* [Task brief] Every line of the following records that includes "https" should be copied.

··· Input data

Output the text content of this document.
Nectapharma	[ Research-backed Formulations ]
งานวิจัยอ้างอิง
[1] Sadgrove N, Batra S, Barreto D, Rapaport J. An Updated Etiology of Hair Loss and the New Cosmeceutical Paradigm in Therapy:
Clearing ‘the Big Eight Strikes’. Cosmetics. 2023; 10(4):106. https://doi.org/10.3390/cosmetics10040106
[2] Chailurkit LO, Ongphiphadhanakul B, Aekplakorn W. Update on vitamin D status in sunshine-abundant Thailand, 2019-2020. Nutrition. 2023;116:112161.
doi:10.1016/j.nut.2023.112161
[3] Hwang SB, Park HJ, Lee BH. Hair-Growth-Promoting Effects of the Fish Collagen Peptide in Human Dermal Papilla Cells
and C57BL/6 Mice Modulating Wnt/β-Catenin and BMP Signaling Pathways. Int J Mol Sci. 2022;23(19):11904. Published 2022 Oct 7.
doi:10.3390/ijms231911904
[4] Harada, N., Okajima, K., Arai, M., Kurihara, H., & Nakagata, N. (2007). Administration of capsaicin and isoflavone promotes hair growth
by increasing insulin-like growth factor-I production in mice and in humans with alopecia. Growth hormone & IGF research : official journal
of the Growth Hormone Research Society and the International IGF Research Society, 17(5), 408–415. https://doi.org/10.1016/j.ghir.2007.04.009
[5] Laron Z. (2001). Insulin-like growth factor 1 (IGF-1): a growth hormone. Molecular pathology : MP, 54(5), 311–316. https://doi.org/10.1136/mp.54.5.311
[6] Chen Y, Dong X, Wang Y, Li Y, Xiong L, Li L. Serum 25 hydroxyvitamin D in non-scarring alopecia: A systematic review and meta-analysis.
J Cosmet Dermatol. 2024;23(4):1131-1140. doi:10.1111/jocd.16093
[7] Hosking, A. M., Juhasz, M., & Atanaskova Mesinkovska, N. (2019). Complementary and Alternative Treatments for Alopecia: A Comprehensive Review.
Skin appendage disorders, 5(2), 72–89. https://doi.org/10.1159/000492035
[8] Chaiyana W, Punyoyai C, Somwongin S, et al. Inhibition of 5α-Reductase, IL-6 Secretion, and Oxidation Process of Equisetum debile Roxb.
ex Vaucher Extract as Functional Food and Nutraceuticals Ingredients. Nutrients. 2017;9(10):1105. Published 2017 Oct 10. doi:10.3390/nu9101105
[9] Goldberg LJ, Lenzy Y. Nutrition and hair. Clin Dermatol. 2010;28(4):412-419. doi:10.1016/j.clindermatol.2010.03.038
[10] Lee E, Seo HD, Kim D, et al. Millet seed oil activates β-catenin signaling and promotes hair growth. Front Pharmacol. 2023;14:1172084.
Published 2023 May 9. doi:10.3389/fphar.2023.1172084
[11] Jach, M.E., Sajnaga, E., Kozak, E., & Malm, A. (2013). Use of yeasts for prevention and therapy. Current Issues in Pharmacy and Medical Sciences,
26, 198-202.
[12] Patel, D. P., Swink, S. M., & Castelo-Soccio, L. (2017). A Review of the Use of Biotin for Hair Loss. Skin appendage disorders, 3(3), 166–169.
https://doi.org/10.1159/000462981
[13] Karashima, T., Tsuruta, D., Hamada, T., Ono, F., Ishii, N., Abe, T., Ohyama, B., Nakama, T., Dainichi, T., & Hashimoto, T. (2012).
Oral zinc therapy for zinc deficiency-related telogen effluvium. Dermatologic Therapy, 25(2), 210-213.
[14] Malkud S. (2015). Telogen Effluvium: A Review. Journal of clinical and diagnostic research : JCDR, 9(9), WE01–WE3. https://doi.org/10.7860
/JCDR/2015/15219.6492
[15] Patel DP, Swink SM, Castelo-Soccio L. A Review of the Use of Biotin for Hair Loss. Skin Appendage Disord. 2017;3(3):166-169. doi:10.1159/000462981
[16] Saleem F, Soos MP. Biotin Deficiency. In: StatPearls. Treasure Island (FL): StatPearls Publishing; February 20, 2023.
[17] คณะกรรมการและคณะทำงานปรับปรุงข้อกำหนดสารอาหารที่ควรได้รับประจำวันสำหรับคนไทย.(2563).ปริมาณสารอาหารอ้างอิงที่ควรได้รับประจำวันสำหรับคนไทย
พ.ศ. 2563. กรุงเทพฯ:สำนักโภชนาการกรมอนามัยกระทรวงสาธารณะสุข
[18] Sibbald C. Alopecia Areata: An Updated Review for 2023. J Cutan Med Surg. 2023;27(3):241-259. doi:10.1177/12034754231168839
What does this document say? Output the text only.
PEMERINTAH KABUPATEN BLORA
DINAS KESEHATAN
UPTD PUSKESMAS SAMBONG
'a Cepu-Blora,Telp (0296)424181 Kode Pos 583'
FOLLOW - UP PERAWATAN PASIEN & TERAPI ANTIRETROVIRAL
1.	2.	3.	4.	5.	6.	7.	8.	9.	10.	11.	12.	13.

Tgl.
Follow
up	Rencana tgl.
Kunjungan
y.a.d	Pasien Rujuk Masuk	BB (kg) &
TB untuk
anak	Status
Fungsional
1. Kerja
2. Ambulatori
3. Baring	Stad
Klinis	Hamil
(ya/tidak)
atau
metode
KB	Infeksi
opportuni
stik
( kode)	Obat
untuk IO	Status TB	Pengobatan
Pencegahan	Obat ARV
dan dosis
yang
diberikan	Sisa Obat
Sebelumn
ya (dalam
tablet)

······

* [Written solution]
Clearing ‘the Big Eight Strikes’. Cosmetics. 2023; 10(4):106. https://doi.org/10.3390/cosmetics10040106
of the Growth Hormone Research Society and the International IGF Research Society, 17(5), 408–415. https://doi.org/10.1016/j.ghir.2007.04.009
[5] Laron Z. (2001). Insulin-like growth factor 1 (IGF-1): a growth hormone. Molecular pathology : MP, 54(5), 311–316. https://doi.org/10.1136/mp.54.5.311
Skin appendage disorders, 5(2), 72–89. https://doi.org/10.1159/000492035
https://doi.org/10.1159/000462981
[14] Malkud S. (2015). Telogen Effluvium: A Review. Journal of clinical and diagnostic research : JCDR, 9(9), WE01–WE3. https://doi.org/10.7860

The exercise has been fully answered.